[Dataset rows]
* START *
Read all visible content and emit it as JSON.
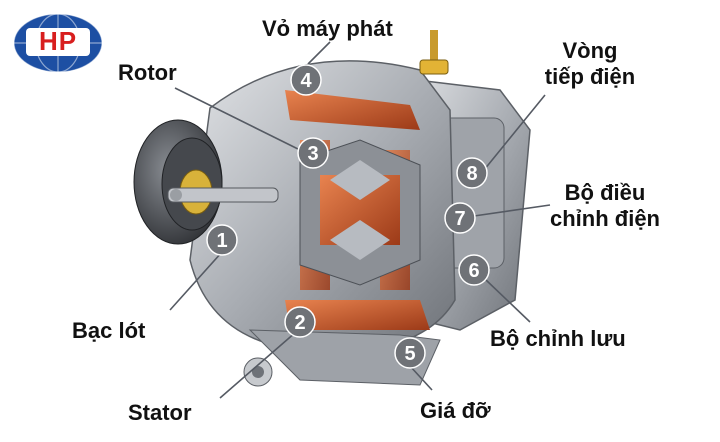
{
  "logo": {
    "text": "HP",
    "colors": {
      "globe": "#1d4fa3",
      "text": "#d81e1e"
    }
  },
  "parts": [
    {
      "num": "1",
      "label": "Bạc lót"
    },
    {
      "num": "2",
      "label": "Stator"
    },
    {
      "num": "3",
      "label": "Rotor"
    },
    {
      "num": "4",
      "label": "Vỏ máy phát"
    },
    {
      "num": "5",
      "label": "Giá đỡ"
    },
    {
      "num": "6",
      "label": "Bộ chỉnh lưu"
    },
    {
      "num": "7",
      "label_lines": [
        "Bộ điều",
        "chỉnh điện"
      ]
    },
    {
      "num": "8",
      "label_lines": [
        "Vòng",
        "tiếp điện"
      ]
    }
  ],
  "colors": {
    "badge_fill": "#6f7277",
    "badge_text": "#ffffff",
    "leader": "#555a63",
    "housing": "#b9bdc3",
    "copper": "#c8562a",
    "pulley": "#3a3d42"
  }
}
* END *
Goal: Copy the listing over exactly, skipping the pictures it holds.

Response below:
Read all visible content and emit it as JSON.
{
  "logo": {
    "text": "HP",
    "colors": {
      "globe": "#1d4fa3",
      "text": "#d81e1e"
    }
  },
  "parts": [
    {
      "num": "1",
      "label": "Bạc lót"
    },
    {
      "num": "2",
      "label": "Stator"
    },
    {
      "num": "3",
      "label": "Rotor"
    },
    {
      "num": "4",
      "label": "Vỏ máy phát"
    },
    {
      "num": "5",
      "label": "Giá đỡ"
    },
    {
      "num": "6",
      "label": "Bộ chỉnh lưu"
    },
    {
      "num": "7",
      "label_lines": [
        "Bộ điều",
        "chỉnh điện"
      ]
    },
    {
      "num": "8",
      "label_lines": [
        "Vòng",
        "tiếp điện"
      ]
    }
  ],
  "colors": {
    "badge_fill": "#6f7277",
    "badge_text": "#ffffff",
    "leader": "#555a63",
    "housing": "#b9bdc3",
    "copper": "#c8562a",
    "pulley": "#3a3d42"
  }
}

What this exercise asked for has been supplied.